:: RECORDS SUPPLIED ::

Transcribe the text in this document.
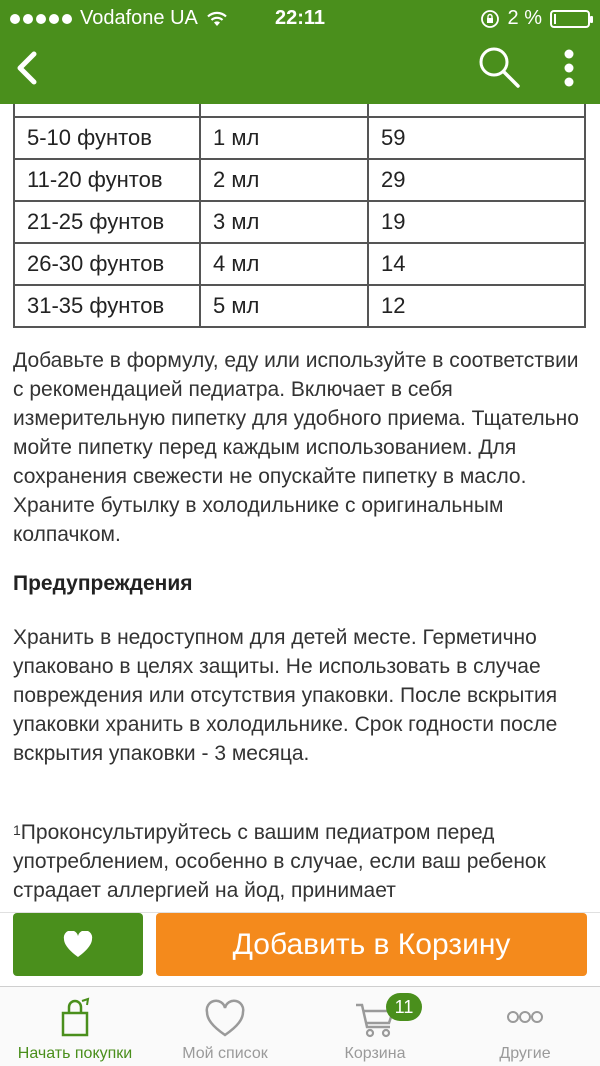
Vodafone UA	22:11	2 %

5-10 фунтов	1 мл	59
11-20 фунтов	2 мл	29
21-25 фунтов	3 мл	19
26-30 фунтов	4 мл	14
31-35 фунтов	5 мл	12

Добавьте в формулу, еду или используйте в соответствии с рекомендацией педиатра. Включает в себя измерительную пипетку для удобного приема. Тщательно мойте пипетку перед каждым использованием. Для сохранения свежести не опускайте пипетку в масло. Храните бутылку в холодильнике с оригинальным колпачком.

Предупреждения

Хранить в недоступном для детей месте. Герметично упаковано в целях защиты. Не использовать в случае повреждения или отсутствия упаковки. После вскрытия упаковки хранить в холодильнике. Срок годности после вскрытия упаковки - 3 месяца.

$^1$Проконсультируйтесь с вашим педиатром перед употреблением, особенно в случае, если ваш ребенок страдает аллергией на йод, принимает

Добавить в Корзину
Начать покупки	Мой список
11
Корзина	Другие
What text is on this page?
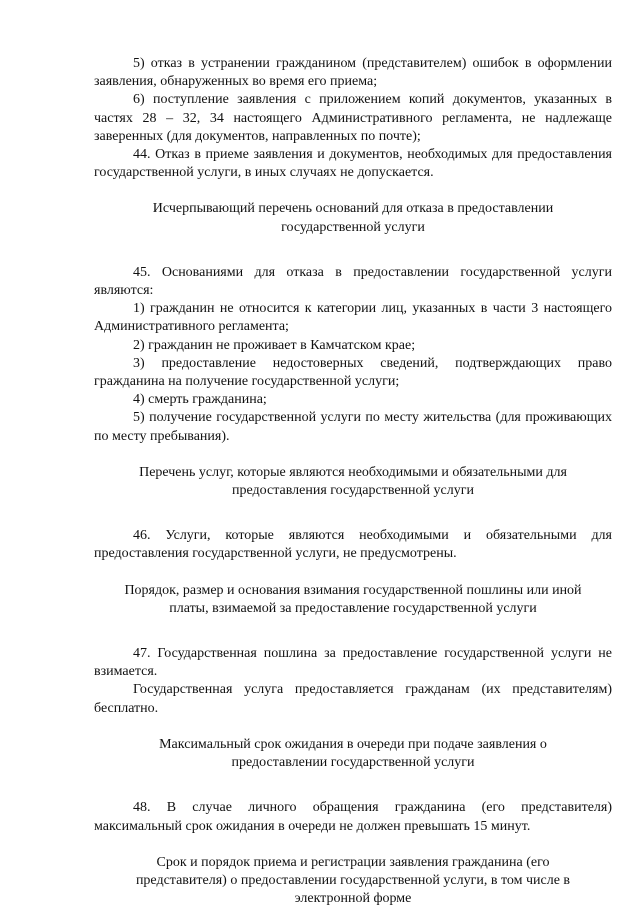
5) отказ в устранении гражданином (представителем) ошибок в оформлении заявления, обнаруженных во время его приема;

6) поступление заявления с приложением копий документов, указанных в частях 28 – 32, 34 настоящего Административного регламента, не надлежаще заверенных (для документов, направленных по почте);

44. Отказ в приеме заявления и документов, необходимых для предоставления государственной услуги, в иных случаях не допускается.

Исчерпывающий перечень оснований для отказа в предоставлении государственной услуги

45. Основаниями для отказа в предоставлении государственной услуги являются:

1) гражданин не относится к категории лиц, указанных в части 3 настоящего Административного регламента;

2) гражданин не проживает в Камчатском крае;

3) предоставление недостоверных сведений, подтверждающих право гражданина на получение государственной услуги;

4) смерть гражданина;

5) получение государственной услуги по месту жительства (для проживающих по месту пребывания).

Перечень услуг, которые являются необходимыми и обязательными для предоставления государственной услуги

46. Услуги, которые являются необходимыми и обязательными для предоставления государственной услуги, не предусмотрены.

Порядок, размер и основания взимания государственной пошлины или иной платы, взимаемой за предоставление государственной услуги

47. Государственная пошлина за предоставление государственной услуги не взимается.

Государственная услуга предоставляется гражданам (их представителям) бесплатно.

Максимальный срок ожидания в очереди при подаче заявления о предоставлении государственной услуги

48. В случае личного обращения гражданина (его представителя) максимальный срок ожидания в очереди не должен превышать 15 минут.

Срок и порядок приема и регистрации заявления гражданина (его представителя) о предоставлении государственной услуги, в том числе в электронной форме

:::

**TASK DIRECTIONS**
Extract every line above containing the word "очереди".

**FINISHED TASK**
Максимальный срок ожидания в очереди при подаче заявления о предоставлении государственной услуги
48. В случае личного обращения гражданина (его представителя) максимальный срок ожидания в очереди не должен превышать 15 минут.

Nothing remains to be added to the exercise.